The exercise = Please copy every line of the records below that holds the word "Positional".

━━━ Material shown ━━━

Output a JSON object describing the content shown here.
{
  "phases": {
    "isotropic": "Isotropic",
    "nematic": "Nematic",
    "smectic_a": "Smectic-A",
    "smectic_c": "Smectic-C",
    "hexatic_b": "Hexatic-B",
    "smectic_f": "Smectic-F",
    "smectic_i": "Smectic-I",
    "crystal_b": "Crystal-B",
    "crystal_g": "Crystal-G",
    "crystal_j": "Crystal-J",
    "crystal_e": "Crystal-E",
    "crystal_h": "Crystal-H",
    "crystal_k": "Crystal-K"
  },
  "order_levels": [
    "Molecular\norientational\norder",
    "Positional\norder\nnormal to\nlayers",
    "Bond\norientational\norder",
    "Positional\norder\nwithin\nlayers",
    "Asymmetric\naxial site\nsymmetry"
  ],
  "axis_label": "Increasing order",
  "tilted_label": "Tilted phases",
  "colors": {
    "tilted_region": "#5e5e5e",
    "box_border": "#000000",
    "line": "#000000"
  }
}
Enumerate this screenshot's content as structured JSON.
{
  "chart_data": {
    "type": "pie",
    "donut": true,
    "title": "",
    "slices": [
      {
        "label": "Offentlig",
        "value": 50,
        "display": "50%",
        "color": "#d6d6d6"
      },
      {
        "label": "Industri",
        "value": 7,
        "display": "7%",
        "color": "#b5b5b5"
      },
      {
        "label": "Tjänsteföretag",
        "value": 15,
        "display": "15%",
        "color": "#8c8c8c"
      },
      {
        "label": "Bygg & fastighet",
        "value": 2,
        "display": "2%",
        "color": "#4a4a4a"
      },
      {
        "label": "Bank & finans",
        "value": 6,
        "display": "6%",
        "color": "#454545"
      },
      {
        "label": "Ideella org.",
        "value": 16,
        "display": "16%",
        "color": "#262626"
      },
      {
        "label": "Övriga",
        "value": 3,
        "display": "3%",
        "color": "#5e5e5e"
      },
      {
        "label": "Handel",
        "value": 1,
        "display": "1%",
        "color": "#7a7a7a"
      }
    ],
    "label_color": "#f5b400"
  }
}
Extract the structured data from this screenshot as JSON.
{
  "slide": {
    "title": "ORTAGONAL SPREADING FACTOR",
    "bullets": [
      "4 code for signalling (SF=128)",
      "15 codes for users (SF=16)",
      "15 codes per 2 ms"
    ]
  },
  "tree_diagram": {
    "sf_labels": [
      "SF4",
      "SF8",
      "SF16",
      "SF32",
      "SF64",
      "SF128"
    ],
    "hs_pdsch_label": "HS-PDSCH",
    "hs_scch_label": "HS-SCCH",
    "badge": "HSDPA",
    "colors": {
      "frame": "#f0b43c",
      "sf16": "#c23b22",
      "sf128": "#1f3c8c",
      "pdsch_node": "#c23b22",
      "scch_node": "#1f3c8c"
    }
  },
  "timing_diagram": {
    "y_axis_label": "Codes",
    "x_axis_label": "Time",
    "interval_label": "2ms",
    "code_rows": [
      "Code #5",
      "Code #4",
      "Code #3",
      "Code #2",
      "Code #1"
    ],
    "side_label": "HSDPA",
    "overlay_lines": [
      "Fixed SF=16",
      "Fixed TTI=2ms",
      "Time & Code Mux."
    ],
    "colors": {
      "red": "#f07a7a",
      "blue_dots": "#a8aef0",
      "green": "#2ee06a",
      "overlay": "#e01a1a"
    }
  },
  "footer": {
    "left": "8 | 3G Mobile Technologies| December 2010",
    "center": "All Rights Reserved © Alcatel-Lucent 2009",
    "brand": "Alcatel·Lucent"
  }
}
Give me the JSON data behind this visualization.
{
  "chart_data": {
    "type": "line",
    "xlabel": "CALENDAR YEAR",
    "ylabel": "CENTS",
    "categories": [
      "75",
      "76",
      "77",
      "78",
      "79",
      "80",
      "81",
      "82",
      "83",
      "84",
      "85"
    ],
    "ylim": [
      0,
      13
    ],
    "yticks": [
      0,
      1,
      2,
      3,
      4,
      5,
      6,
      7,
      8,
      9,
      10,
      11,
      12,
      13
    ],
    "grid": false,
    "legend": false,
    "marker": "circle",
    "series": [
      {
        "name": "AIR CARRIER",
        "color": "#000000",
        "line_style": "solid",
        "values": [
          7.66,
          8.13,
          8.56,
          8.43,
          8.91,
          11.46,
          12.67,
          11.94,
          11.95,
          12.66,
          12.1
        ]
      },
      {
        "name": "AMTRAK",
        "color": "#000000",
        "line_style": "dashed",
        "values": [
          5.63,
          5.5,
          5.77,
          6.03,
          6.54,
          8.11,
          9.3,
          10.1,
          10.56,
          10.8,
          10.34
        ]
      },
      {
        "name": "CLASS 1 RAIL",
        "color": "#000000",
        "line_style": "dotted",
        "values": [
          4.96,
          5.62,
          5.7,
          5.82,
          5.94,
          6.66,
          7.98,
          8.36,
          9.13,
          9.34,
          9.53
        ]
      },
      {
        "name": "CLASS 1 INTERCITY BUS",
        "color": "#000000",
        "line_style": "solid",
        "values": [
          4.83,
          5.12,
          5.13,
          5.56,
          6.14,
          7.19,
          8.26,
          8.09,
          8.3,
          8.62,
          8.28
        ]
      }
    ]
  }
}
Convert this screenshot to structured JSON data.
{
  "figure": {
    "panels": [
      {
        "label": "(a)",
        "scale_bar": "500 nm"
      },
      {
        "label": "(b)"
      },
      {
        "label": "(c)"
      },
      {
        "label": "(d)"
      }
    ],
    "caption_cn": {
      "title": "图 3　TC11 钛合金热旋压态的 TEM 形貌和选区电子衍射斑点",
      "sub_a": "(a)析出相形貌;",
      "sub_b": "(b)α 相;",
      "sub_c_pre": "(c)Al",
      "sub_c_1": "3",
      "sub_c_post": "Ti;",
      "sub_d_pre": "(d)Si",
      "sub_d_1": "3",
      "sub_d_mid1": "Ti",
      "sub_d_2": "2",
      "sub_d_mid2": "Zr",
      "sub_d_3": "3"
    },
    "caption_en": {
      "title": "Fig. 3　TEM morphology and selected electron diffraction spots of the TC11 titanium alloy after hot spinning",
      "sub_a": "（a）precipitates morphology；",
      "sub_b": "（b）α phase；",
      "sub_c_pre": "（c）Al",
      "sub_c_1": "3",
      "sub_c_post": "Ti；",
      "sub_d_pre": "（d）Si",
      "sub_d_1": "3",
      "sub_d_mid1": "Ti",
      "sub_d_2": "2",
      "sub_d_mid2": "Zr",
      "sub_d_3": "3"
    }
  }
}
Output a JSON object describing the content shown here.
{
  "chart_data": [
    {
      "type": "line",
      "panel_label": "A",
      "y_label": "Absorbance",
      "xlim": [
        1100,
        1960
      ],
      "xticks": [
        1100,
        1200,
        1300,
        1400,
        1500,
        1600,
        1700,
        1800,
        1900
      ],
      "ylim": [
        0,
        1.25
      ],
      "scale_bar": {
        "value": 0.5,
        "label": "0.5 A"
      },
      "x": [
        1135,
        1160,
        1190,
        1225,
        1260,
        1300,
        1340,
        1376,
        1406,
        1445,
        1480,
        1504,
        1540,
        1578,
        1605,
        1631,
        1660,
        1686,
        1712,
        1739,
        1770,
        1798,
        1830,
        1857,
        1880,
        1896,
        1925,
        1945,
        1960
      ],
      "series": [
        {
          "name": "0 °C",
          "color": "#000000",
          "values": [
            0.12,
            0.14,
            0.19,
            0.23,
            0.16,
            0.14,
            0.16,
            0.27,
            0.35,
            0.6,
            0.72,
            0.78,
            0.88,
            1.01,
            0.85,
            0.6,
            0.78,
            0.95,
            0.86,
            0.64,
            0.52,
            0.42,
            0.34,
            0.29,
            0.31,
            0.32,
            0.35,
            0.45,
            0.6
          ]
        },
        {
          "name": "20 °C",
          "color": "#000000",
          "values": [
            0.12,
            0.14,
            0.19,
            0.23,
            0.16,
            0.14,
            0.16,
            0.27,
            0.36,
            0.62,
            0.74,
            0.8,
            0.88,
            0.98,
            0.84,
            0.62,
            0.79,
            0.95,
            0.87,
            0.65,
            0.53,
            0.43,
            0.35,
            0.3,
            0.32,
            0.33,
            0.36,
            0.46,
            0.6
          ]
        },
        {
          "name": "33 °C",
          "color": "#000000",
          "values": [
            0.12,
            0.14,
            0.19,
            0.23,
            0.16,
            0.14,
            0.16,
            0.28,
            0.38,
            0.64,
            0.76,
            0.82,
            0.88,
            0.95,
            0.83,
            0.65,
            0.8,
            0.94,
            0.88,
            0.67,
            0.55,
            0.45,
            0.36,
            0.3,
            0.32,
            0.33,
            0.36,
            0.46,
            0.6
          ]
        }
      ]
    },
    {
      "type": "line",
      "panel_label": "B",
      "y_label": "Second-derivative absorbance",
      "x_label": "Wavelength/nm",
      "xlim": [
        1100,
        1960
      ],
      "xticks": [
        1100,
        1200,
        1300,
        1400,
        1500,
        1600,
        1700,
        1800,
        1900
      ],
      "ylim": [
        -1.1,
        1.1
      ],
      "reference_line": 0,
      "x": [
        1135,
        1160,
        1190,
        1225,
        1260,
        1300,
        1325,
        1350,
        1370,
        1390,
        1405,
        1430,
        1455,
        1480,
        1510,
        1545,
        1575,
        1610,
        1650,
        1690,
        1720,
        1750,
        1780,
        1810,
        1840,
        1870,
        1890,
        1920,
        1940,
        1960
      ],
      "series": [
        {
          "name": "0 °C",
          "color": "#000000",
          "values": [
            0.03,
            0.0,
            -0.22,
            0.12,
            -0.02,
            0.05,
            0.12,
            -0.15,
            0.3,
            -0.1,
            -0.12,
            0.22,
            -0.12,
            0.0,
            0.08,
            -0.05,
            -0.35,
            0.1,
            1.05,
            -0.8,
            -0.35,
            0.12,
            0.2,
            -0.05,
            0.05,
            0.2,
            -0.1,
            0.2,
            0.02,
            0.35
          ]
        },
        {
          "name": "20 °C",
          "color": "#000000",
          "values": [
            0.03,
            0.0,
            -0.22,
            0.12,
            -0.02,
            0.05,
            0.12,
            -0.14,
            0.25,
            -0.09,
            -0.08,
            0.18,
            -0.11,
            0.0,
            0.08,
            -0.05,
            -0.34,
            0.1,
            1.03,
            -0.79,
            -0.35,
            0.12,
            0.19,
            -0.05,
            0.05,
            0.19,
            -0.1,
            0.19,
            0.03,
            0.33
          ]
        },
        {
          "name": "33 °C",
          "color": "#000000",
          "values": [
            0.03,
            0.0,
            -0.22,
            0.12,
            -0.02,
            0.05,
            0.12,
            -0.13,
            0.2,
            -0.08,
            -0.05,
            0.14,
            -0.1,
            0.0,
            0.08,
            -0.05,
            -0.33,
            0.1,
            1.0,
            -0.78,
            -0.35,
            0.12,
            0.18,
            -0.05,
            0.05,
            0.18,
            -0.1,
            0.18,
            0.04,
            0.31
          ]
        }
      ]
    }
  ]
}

━━━

Answer to the task =
    "Positional\norder\nnormal to\nlayers",
    "Positional\norder\nwithin\nlayers",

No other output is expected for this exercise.